> _INFORMATION SHOWN_
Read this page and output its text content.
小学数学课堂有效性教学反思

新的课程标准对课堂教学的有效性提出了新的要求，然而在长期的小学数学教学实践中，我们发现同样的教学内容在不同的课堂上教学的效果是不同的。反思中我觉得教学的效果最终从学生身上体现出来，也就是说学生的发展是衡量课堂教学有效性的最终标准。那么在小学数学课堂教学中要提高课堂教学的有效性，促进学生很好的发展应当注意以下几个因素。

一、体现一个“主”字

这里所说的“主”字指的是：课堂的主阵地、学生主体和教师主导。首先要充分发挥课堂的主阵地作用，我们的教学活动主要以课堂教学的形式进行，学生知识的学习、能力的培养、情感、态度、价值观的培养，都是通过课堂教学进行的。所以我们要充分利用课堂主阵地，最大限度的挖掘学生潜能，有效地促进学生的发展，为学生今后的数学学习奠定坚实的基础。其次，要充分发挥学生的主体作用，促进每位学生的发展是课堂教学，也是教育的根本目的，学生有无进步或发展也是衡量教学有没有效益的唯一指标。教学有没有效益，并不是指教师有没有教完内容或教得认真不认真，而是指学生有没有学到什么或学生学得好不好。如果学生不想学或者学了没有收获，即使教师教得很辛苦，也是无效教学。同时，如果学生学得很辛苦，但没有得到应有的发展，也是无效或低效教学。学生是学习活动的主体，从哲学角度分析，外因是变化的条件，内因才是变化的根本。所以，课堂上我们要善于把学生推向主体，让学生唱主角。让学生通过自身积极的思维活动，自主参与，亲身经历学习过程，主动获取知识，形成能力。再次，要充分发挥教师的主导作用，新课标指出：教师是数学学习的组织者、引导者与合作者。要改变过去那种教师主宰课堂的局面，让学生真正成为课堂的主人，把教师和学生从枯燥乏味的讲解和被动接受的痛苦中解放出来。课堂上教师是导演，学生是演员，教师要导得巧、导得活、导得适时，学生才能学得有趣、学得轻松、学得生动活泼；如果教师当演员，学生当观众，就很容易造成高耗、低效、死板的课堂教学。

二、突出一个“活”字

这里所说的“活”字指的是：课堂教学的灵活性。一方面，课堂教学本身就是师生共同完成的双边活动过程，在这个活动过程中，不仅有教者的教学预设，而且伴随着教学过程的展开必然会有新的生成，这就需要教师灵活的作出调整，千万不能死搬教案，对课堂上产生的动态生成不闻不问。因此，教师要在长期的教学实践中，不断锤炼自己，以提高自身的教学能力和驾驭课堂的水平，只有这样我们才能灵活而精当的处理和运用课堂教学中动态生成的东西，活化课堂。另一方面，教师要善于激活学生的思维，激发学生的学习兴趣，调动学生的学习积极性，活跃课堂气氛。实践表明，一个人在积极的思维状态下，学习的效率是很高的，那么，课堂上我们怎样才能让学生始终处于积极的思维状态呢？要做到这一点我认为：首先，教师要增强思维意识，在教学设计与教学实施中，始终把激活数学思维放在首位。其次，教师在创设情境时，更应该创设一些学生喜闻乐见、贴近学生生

> _YOUR GOAL_
Extract all of the material exactly as it is written.

> _WRITTEN RESPONSE_
Read this page and output its text content.
小学数学课堂有效性教学反思

新的课程标准对课堂教学的有效性提出了新的要求，然而在长期的小学数学教学实践中，我们发现同样的教学内容在不同的课堂上教学的效果是不同的。反思中我觉得教学的效果最终从学生身上体现出来，也就是说学生的发展是衡量课堂教学有效性的最终标准。那么在小学数学课堂教学中要提高课堂教学的有效性，促进学生很好的发展应当注意以下几个因素。

一、体现一个“主”字

这里所说的“主”字指的是：课堂的主阵地、学生主体和教师主导。首先要充分发挥课堂的主阵地作用，我们的教学活动主要以课堂教学的形式进行，学生知识的学习、能力的培养、情感、态度、价值观的培养，都是通过课堂教学进行的。所以我们要充分利用课堂主阵地，最大限度的挖掘学生潜能，有效地促进学生的发展，为学生今后的数学学习奠定坚实的基础。其次，要充分发挥学生的主体作用，促进每位学生的发展是课堂教学，也是教育的根本目的，学生有无进步或发展也是衡量教学有没有效益的唯一指标。教学有没有效益，并不是指教师有没有教完内容或教得认真不认真，而是指学生有没有学到什么或学生学得好不好。如果学生不想学或者学了没有收获，即使教师教得很辛苦，也是无效教学。同时，如果学生学得很辛苦，但没有得到应有的发展，也是无效或低效教学。学生是学习活动的主体，从哲学角度分析，外因是变化的条件，内因才是变化的根本。所以，课堂上我们要善于把学生推向主体，让学生唱主角。让学生通过自身积极的思维活动，自主参与，亲身经历学习过程，主动获取知识，形成能力。再次，要充分发挥教师的主导作用，新课标指出：教师是数学学习的组织者、引导者与合作者。要改变过去那种教师主宰课堂的局面，让学生真正成为课堂的主人，把教师和学生从枯燥乏味的讲解和被动接受的痛苦中解放出来。课堂上教师是导演，学生是演员，教师要导得巧、导得活、导得适时，学生才能学得有趣、学得轻松、学得生动活泼；如果教师当演员，学生当观众，就很容易造成高耗、低效、死板的课堂教学。

二、突出一个“活”字

这里所说的“活”字指的是：课堂教学的灵活性。一方面，课堂教学本身就是师生共同完成的双边活动过程，在这个活动过程中，不仅有教者的教学预设，而且伴随着教学过程的展开必然会有新的生成，这就需要教师灵活的作出调整，千万不能死搬教案，对课堂上产生的动态生成不闻不问。因此，教师要在长期的教学实践中，不断锤炼自己，以提高自身的教学能力和驾驭课堂的水平，只有这样我们才能灵活而精当的处理和运用课堂教学中动态生成的东西，活化课堂。另一方面，教师要善于激活学生的思维，激发学生的学习兴趣，调动学生的学习积极性，活跃课堂气氛。实践表明，一个人在积极的思维状态下，学习的效率是很高的，那么，课堂上我们怎样才能让学生始终处于积极的思维状态呢？要做到这一点我认为：首先，教师要增强思维意识，在教学设计与教学实施中，始终把激活数学思维放在首位。其次，教师在创设情境时，更应该创设一些学生喜闻乐见、贴近学生生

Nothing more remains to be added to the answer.